### What the task asks
Filter the records for lines holding the string "ocean".

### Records
|---|

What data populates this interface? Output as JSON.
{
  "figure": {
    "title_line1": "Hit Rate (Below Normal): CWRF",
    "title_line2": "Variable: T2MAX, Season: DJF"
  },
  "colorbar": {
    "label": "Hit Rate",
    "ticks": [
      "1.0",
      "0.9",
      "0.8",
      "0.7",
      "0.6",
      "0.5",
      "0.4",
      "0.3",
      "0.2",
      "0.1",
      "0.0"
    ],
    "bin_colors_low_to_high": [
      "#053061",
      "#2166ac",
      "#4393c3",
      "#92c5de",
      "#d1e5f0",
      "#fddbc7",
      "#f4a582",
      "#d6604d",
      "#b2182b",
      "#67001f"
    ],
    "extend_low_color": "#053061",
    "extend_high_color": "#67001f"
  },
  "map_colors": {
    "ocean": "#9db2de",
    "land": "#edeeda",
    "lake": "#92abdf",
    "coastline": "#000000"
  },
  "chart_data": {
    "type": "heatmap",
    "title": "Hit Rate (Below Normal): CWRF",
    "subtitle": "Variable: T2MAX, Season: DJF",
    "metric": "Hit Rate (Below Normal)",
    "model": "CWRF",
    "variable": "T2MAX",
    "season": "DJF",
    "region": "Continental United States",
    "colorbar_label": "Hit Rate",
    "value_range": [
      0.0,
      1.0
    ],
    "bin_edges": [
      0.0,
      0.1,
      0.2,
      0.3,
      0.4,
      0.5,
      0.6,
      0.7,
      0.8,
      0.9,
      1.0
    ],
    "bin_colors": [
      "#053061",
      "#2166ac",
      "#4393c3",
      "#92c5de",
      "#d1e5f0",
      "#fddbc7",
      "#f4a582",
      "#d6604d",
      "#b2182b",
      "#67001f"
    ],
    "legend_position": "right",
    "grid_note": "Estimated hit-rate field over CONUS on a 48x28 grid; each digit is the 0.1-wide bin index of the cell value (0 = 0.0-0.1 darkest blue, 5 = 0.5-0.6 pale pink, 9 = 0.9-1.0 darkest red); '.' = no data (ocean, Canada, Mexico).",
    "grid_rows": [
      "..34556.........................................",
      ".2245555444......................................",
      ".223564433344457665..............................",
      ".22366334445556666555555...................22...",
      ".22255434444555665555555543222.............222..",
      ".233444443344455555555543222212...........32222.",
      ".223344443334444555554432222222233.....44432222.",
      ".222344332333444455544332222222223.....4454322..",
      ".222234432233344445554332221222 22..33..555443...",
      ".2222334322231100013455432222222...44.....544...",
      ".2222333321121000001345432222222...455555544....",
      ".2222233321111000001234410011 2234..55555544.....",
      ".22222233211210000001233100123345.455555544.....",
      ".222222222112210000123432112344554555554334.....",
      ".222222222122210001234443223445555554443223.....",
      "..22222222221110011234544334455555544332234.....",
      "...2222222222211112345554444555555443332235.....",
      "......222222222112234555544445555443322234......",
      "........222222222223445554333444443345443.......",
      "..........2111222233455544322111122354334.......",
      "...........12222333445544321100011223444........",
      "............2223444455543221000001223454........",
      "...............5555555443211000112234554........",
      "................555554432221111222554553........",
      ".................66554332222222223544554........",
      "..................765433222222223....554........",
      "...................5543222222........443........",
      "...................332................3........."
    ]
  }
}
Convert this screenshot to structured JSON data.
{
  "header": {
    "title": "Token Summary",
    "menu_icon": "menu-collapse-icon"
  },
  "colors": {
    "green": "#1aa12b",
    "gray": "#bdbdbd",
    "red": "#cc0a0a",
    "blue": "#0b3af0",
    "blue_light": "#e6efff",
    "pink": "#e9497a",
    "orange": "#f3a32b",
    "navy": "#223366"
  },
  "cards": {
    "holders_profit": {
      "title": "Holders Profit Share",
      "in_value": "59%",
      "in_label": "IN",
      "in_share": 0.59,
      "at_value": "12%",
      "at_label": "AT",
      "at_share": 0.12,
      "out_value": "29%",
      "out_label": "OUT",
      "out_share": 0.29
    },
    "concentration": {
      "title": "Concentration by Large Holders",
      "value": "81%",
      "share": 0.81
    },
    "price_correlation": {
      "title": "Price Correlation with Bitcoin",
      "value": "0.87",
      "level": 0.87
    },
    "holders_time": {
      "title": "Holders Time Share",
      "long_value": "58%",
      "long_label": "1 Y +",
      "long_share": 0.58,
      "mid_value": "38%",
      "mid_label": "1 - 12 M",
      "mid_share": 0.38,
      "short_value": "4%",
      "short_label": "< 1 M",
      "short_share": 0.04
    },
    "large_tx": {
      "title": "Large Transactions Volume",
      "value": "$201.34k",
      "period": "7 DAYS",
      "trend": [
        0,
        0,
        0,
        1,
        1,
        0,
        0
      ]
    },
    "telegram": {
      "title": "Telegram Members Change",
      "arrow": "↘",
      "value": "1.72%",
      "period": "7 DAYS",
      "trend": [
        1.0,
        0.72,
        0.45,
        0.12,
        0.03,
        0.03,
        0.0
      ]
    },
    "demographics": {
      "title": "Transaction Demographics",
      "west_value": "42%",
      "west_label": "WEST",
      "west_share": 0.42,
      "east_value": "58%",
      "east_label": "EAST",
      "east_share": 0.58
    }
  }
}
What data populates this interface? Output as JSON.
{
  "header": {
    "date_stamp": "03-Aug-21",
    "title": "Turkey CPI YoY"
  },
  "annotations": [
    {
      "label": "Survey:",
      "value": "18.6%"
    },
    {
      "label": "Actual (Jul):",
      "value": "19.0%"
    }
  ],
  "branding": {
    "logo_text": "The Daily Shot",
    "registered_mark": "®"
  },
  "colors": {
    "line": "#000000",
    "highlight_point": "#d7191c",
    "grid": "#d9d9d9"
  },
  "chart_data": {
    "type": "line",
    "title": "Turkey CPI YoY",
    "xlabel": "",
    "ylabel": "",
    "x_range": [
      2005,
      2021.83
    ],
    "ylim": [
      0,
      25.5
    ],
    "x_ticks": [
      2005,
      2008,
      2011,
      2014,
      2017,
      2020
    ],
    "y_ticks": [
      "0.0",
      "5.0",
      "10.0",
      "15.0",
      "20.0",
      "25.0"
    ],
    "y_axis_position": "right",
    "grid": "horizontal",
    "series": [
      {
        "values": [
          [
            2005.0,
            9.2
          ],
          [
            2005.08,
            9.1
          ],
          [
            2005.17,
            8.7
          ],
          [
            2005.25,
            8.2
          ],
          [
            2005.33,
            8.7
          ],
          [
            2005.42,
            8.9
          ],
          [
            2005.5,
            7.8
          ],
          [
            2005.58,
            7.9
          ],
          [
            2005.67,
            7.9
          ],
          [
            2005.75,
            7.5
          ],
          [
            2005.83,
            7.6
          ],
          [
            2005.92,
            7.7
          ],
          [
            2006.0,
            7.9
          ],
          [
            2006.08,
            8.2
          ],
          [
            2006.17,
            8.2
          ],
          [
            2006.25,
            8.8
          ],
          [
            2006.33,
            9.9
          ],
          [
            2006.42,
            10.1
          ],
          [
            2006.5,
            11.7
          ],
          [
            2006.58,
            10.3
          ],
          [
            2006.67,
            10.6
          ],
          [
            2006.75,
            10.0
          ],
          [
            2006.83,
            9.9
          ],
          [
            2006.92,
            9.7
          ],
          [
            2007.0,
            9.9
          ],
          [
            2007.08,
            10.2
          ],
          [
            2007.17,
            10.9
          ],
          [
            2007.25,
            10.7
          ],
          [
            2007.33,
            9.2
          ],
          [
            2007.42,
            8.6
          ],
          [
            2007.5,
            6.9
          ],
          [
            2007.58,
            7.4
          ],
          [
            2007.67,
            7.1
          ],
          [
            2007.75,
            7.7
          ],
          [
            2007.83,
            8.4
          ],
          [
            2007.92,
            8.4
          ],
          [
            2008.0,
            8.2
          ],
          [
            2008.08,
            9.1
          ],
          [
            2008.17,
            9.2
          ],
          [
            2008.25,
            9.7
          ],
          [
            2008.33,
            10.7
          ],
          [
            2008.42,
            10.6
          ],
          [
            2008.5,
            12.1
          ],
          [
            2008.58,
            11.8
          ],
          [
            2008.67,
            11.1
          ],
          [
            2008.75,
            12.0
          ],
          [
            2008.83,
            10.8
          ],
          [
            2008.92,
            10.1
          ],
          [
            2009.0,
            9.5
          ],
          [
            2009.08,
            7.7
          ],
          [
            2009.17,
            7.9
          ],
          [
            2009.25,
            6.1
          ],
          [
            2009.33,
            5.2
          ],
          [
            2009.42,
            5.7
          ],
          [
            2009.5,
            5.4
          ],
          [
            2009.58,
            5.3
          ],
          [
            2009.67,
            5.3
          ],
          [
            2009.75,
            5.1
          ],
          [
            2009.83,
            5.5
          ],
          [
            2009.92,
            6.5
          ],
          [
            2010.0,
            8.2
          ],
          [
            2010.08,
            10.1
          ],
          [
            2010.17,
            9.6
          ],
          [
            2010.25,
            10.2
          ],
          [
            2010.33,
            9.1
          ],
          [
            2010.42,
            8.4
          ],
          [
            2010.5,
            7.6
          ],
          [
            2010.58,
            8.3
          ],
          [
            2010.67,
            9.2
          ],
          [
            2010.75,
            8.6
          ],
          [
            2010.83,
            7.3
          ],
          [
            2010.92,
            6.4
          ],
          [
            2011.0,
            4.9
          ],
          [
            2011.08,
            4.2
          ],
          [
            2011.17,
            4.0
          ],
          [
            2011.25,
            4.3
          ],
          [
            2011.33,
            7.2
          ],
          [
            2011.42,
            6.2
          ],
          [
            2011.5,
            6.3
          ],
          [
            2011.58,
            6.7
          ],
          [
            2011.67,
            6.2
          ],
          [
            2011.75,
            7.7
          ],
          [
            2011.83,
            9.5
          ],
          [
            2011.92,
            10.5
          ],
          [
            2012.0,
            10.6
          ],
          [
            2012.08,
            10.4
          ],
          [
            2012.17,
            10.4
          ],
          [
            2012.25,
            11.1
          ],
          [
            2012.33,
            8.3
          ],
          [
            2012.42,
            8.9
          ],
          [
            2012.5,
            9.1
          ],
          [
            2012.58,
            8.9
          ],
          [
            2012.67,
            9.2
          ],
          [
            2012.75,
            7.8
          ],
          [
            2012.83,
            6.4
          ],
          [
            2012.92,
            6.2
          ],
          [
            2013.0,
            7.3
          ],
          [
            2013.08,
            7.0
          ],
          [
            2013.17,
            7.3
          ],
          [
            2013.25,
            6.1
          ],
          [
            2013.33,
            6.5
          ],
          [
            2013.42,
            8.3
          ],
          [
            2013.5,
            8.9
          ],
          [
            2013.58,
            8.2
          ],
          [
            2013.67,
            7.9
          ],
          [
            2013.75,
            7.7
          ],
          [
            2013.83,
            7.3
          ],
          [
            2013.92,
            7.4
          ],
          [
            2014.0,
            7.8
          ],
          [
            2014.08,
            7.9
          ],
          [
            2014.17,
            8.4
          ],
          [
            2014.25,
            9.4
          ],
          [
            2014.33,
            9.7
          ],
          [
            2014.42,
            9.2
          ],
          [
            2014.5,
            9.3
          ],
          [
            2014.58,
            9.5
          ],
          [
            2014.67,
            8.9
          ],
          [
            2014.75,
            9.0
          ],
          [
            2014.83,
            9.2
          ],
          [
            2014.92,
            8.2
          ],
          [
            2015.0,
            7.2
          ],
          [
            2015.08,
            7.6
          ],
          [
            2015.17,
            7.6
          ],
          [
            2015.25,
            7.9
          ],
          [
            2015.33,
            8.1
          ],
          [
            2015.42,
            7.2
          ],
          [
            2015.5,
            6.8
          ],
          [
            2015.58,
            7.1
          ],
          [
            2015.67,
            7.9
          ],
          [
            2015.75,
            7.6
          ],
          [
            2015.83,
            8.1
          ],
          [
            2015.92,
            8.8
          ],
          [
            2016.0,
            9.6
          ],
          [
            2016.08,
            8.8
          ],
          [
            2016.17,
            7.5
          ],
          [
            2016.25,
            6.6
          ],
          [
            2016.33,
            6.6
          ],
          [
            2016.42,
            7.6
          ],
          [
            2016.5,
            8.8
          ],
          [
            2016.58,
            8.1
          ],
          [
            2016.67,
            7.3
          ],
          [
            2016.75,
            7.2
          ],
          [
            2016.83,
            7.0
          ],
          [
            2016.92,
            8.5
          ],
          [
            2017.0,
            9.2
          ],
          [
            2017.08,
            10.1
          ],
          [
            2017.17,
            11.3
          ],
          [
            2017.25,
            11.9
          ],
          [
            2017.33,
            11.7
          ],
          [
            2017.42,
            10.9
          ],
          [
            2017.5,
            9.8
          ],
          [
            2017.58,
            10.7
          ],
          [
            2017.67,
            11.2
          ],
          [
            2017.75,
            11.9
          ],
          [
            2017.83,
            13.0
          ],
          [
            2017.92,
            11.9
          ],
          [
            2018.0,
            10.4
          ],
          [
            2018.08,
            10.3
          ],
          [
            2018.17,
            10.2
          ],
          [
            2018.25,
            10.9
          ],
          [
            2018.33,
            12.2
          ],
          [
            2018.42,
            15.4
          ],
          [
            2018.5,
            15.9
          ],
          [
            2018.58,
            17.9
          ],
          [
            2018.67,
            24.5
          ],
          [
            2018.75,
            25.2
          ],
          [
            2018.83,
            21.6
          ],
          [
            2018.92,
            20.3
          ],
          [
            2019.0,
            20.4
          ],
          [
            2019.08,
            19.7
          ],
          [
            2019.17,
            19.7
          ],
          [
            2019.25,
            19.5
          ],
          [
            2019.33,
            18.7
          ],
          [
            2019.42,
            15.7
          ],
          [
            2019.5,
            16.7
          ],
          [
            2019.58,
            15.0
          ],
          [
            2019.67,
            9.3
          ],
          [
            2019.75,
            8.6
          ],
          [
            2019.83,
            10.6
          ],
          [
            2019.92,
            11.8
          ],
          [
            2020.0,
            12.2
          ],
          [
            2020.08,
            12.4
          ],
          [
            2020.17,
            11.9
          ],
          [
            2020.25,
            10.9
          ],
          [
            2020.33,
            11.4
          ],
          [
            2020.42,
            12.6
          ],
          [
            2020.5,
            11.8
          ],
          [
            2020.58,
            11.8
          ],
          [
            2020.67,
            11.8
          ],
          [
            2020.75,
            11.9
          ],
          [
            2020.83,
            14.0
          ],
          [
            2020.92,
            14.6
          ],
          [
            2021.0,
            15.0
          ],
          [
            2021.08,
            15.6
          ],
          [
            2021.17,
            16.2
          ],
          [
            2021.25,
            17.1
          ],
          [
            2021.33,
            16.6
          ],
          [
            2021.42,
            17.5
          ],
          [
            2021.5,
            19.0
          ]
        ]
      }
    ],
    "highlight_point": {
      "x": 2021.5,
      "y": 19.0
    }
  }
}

|---|

### The solution
    "ocean": "#9db2de",
    "grid_note": "Estimated hit-rate field over CONUS on a 48x28 grid; each digit is the 0.1-wide bin index of the cell value (0 = 0.0-0.1 darkest blue, 5 = 0.5-0.6 pale pink, 9 = 0.9-1.0 darkest red); '.' = no data (ocean, Canada, Mexico).",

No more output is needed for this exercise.